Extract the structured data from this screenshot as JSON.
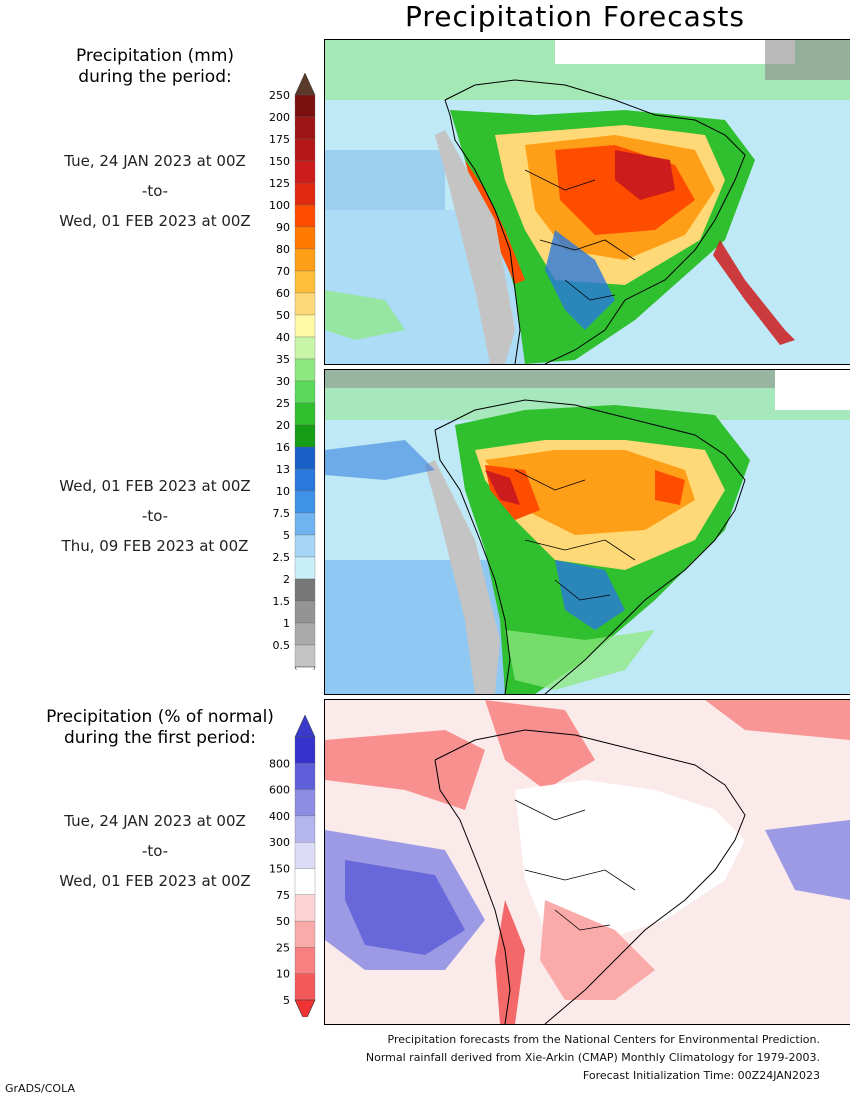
{
  "title": "Precipitation Forecasts",
  "legend_mm": {
    "title_line1": "Precipitation (mm)",
    "title_line2": "during the period:",
    "labels": [
      "250",
      "200",
      "175",
      "150",
      "125",
      "100",
      "90",
      "80",
      "70",
      "60",
      "50",
      "40",
      "35",
      "30",
      "25",
      "20",
      "16",
      "13",
      "10",
      "7.5",
      "5",
      "2.5",
      "2",
      "1.5",
      "1",
      "0.5"
    ],
    "colors": [
      "#7a1010",
      "#9c1414",
      "#b41818",
      "#cc1c1c",
      "#e02a10",
      "#ff4d00",
      "#ff7b00",
      "#ff9e17",
      "#ffbf3b",
      "#ffd977",
      "#fffaa6",
      "#c8f5a8",
      "#8ee880",
      "#5ad95a",
      "#2fbf2f",
      "#159d15",
      "#1a5fc8",
      "#2a78dd",
      "#3f92e8",
      "#6fb3f1",
      "#a5d6f7",
      "#c8eef9",
      "#777777",
      "#949494",
      "#aaaaaa",
      "#c4c4c4"
    ],
    "top_arrow_color": "#5a3a2a"
  },
  "legend_pct": {
    "title_line1": "Precipitation (% of normal)",
    "title_line2": "during the first period:",
    "labels": [
      "800",
      "600",
      "400",
      "300",
      "150",
      "75",
      "50",
      "25",
      "10",
      "5"
    ],
    "colors": [
      "#3434cc",
      "#5f5fd9",
      "#8c8ce4",
      "#b4b4ee",
      "#dcdcf7",
      "#ffffff",
      "#fdd3d3",
      "#fbaaaa",
      "#f88080",
      "#f25a5a"
    ],
    "top_arrow_color": "#3a3ac8",
    "bottom_arrow_color": "#ef3333"
  },
  "periods": [
    {
      "start": "Tue, 24 JAN 2023 at 00Z",
      "sep": "-to-",
      "end": "Wed, 01 FEB 2023 at 00Z"
    },
    {
      "start": "Wed, 01 FEB 2023 at 00Z",
      "sep": "-to-",
      "end": "Thu, 09 FEB 2023 at 00Z"
    },
    {
      "start": "Tue, 24 JAN 2023 at 00Z",
      "sep": "-to-",
      "end": "Wed, 01 FEB 2023 at 00Z"
    }
  ],
  "footer": {
    "line1": "Precipitation forecasts from the National Centers for Environmental Prediction.",
    "line2": "Normal rainfall derived from Xie-Arkin (CMAP) Monthly Climatology for 1979-2003.",
    "line3": "Forecast Initialization Time: 00Z24JAN2023"
  },
  "credit": "GrADS/COLA"
}
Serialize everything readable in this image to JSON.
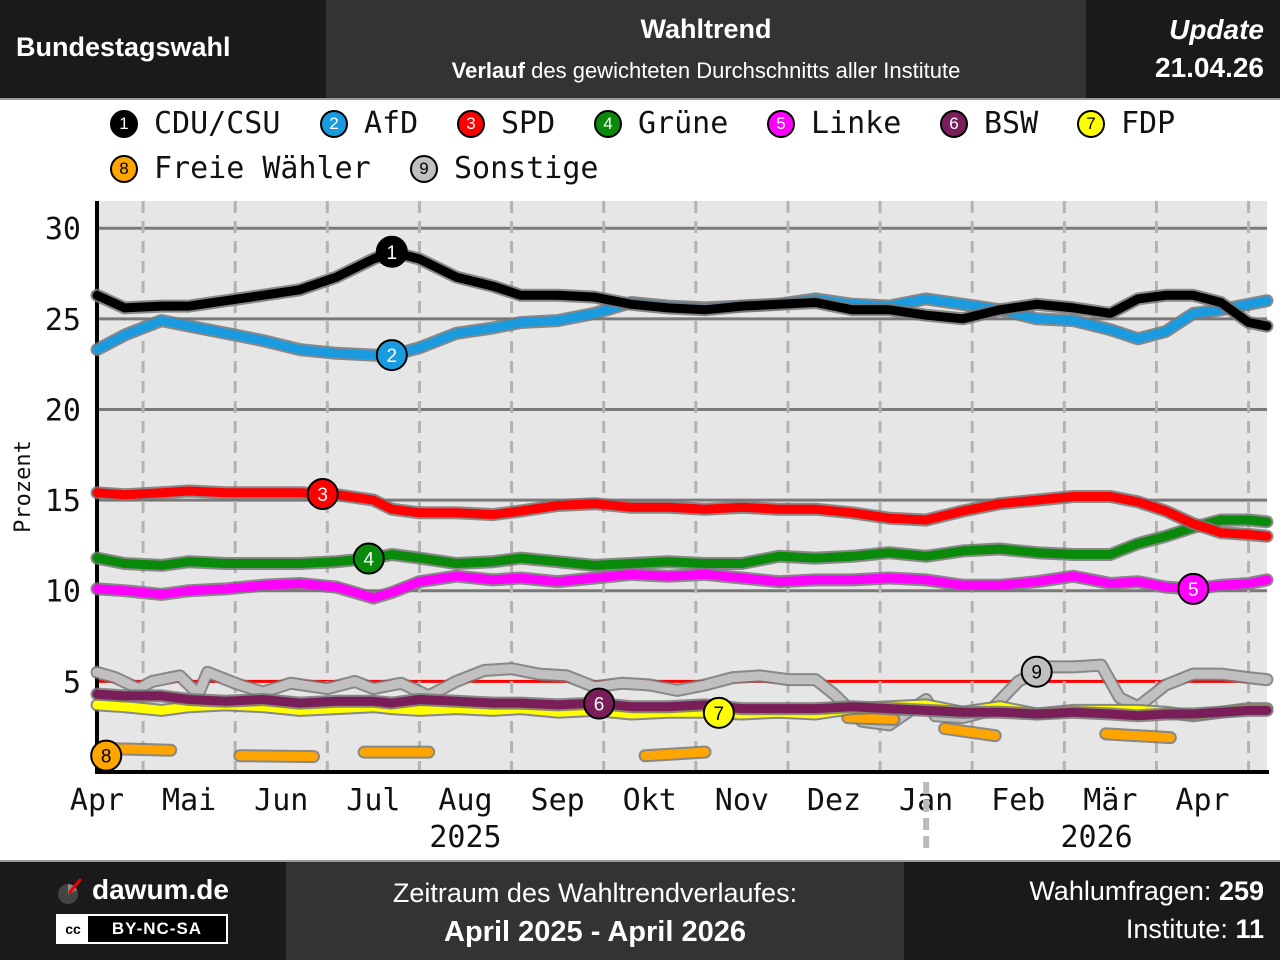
__________________________________________________
Print every entry above again without changing a word, and omit the pictures.

- [Final result]:
Extract the structured data from this screenshot as JSON.
{
  "title": "Precipitation Forecasts",
  "legend_mm": {
    "title_line1": "Precipitation (mm)",
    "title_line2": "during the period:",
    "labels": [
      "250",
      "200",
      "175",
      "150",
      "125",
      "100",
      "90",
      "80",
      "70",
      "60",
      "50",
      "40",
      "35",
      "30",
      "25",
      "20",
      "16",
      "13",
      "10",
      "7.5",
      "5",
      "2.5",
      "2",
      "1.5",
      "1",
      "0.5"
    ],
    "colors": [
      "#7a1010",
      "#9c1414",
      "#b41818",
      "#cc1c1c",
      "#e02a10",
      "#ff4d00",
      "#ff7b00",
      "#ff9e17",
      "#ffbf3b",
      "#ffd977",
      "#fffaa6",
      "#c8f5a8",
      "#8ee880",
      "#5ad95a",
      "#2fbf2f",
      "#159d15",
      "#1a5fc8",
      "#2a78dd",
      "#3f92e8",
      "#6fb3f1",
      "#a5d6f7",
      "#c8eef9",
      "#777777",
      "#949494",
      "#aaaaaa",
      "#c4c4c4"
    ],
    "top_arrow_color": "#5a3a2a"
  },
  "legend_pct": {
    "title_line1": "Precipitation (% of normal)",
    "title_line2": "during the first period:",
    "labels": [
      "800",
      "600",
      "400",
      "300",
      "150",
      "75",
      "50",
      "25",
      "10",
      "5"
    ],
    "colors": [
      "#3434cc",
      "#5f5fd9",
      "#8c8ce4",
      "#b4b4ee",
      "#dcdcf7",
      "#ffffff",
      "#fdd3d3",
      "#fbaaaa",
      "#f88080",
      "#f25a5a"
    ],
    "top_arrow_color": "#3a3ac8",
    "bottom_arrow_color": "#ef3333"
  },
  "periods": [
    {
      "start": "Tue, 24 JAN 2023 at 00Z",
      "sep": "-to-",
      "end": "Wed, 01 FEB 2023 at 00Z"
    },
    {
      "start": "Wed, 01 FEB 2023 at 00Z",
      "sep": "-to-",
      "end": "Thu, 09 FEB 2023 at 00Z"
    },
    {
      "start": "Tue, 24 JAN 2023 at 00Z",
      "sep": "-to-",
      "end": "Wed, 01 FEB 2023 at 00Z"
    }
  ],
  "footer": {
    "line1": "Precipitation forecasts from the National Centers for Environmental Prediction.",
    "line2": "Normal rainfall derived from Xie-Arkin (CMAP) Monthly Climatology for 1979-2003.",
    "line3": "Forecast Initialization Time: 00Z24JAN2023"
  },
  "credit": "GrADS/COLA"
}
Serialize everything readable in this image to JSON.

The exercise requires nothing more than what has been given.